Your instructions:
Render the part of the rows below that opens with the line containing "data-point — [521, 247, 532, 258]" and closes with the line containing "data-point — [255, 168, 266, 179]", both lines included, as a JSON list of strings. Use one string per line and omit any blank lines.

---- Extracted entries

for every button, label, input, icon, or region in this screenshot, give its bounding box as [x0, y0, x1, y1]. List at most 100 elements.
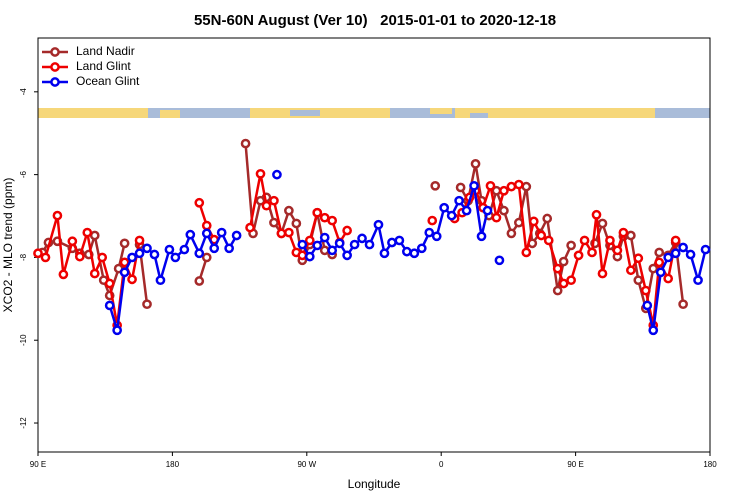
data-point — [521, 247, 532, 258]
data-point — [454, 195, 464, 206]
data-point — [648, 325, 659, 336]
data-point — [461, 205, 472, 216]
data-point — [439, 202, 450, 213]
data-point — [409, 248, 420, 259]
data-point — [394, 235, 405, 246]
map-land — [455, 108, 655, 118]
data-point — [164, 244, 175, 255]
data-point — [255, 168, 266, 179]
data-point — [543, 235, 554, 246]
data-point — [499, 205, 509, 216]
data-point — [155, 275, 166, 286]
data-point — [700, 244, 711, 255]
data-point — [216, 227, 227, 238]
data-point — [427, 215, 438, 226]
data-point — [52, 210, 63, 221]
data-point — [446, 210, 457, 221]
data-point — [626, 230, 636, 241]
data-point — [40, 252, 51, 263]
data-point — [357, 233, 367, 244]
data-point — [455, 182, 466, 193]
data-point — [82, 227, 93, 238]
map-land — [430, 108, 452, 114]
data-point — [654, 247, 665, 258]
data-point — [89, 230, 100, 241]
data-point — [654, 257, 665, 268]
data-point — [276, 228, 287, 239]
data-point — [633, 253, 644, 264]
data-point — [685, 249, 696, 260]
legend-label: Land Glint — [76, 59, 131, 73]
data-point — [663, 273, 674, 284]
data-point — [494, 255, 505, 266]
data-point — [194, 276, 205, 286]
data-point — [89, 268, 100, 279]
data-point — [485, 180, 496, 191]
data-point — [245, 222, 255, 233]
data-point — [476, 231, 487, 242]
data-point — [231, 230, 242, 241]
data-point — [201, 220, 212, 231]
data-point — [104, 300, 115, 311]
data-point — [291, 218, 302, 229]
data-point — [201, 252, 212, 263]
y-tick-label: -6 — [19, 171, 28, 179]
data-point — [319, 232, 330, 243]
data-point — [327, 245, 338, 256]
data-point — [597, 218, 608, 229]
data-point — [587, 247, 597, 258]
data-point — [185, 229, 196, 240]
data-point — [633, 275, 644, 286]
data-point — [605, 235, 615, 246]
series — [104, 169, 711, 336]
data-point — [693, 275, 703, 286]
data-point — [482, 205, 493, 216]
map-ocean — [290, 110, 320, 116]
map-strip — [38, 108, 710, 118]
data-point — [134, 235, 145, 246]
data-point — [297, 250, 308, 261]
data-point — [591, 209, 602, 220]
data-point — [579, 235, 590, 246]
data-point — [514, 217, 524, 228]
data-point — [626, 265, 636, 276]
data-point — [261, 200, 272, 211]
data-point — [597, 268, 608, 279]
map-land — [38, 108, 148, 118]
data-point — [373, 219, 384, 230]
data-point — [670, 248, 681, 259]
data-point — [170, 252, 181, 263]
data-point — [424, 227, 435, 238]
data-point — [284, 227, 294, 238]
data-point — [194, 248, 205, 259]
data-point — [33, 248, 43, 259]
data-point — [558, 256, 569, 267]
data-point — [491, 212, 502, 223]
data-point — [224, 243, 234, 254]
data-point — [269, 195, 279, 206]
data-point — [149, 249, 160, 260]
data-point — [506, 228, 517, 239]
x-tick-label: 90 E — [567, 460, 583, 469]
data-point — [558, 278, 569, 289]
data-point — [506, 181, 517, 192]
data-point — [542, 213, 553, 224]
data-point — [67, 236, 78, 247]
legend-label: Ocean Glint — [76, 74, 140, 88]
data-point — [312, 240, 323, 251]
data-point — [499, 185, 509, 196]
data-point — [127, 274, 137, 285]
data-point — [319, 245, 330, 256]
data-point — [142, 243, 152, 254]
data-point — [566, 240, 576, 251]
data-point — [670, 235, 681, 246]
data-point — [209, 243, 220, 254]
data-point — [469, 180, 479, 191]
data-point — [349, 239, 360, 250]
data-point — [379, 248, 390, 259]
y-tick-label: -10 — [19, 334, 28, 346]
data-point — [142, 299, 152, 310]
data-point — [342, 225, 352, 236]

--------
---- Extracted entries

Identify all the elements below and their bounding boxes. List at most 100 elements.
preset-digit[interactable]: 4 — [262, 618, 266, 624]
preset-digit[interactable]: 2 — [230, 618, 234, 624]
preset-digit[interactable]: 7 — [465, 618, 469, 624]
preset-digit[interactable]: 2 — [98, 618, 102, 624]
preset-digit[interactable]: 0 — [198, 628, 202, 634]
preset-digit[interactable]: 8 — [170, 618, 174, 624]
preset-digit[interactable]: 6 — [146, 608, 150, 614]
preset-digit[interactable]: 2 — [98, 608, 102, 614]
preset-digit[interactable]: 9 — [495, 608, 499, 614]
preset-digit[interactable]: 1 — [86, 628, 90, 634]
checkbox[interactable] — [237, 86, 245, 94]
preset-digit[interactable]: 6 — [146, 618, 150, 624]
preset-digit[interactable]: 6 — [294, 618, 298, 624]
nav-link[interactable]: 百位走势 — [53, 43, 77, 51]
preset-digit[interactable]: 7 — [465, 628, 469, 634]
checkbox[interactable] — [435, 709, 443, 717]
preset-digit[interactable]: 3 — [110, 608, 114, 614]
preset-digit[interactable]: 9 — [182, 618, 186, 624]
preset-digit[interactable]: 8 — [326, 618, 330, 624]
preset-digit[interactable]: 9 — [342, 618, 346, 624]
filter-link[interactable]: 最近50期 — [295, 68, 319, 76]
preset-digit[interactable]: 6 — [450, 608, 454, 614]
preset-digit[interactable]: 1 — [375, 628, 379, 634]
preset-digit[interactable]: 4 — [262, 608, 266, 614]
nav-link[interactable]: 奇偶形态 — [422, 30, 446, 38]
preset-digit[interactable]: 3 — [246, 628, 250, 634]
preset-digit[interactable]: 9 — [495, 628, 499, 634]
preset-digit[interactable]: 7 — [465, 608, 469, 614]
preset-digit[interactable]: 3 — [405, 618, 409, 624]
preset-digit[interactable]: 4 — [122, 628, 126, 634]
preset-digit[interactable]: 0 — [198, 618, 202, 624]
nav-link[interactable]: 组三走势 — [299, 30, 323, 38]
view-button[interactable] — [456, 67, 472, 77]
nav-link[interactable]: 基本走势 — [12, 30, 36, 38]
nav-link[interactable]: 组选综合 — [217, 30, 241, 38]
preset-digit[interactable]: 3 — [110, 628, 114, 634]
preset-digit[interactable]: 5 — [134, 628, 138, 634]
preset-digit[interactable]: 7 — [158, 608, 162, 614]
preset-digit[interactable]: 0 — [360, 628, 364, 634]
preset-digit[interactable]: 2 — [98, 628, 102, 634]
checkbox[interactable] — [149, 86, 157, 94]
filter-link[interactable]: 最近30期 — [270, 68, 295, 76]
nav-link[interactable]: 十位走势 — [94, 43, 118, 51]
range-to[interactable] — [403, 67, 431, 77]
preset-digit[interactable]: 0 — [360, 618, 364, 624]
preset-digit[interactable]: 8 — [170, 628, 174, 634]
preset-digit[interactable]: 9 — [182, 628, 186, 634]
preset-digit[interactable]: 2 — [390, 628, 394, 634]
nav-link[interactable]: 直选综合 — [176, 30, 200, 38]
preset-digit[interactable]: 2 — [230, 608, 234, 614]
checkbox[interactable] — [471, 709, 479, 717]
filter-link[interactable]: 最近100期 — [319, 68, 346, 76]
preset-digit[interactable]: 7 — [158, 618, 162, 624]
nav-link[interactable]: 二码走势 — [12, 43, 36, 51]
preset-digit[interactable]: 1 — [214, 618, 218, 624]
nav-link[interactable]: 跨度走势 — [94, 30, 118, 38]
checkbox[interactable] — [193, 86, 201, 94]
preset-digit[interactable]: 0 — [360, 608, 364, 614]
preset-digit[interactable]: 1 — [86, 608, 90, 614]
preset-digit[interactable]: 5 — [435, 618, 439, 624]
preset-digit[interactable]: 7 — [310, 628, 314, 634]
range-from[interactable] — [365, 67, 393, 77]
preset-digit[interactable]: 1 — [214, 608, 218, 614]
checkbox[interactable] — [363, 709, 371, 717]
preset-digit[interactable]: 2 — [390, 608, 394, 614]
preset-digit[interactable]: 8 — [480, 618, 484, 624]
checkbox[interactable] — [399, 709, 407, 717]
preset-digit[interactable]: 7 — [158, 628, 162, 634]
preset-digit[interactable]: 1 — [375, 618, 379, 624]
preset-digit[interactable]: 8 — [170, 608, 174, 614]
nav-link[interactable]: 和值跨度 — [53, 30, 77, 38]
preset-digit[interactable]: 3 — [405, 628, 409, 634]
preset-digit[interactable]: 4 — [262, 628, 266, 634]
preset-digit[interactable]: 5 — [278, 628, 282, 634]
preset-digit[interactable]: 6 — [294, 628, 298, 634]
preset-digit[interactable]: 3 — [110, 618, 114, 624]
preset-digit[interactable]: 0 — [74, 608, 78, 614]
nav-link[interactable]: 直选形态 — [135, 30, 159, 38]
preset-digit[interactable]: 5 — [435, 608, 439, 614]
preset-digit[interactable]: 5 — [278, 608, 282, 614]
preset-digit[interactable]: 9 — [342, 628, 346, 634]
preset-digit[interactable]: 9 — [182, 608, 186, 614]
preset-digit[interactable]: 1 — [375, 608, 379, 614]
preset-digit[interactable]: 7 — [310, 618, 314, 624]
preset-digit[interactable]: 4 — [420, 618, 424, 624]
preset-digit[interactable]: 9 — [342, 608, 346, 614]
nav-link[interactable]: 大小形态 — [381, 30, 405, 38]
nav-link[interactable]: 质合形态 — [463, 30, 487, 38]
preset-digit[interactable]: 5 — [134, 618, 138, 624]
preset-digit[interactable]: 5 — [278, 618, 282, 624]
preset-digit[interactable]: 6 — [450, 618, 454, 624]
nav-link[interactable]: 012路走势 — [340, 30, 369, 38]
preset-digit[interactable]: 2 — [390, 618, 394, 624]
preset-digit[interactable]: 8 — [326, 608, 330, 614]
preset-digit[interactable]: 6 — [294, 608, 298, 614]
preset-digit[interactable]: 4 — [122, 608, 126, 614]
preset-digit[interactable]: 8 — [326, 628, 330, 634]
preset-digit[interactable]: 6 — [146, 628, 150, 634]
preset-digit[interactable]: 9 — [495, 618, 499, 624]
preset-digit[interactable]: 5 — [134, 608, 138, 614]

--------

Response:
[
  "data-point — [521, 247, 532, 258]",
  "data-point — [454, 195, 464, 206]",
  "data-point — [648, 325, 659, 336]",
  "data-point — [461, 205, 472, 216]",
  "data-point — [439, 202, 450, 213]",
  "data-point — [409, 248, 420, 259]",
  "data-point — [394, 235, 405, 246]",
  "map-land — [455, 108, 655, 118]",
  "data-point — [164, 244, 175, 255]",
  "data-point — [255, 168, 266, 179]"
]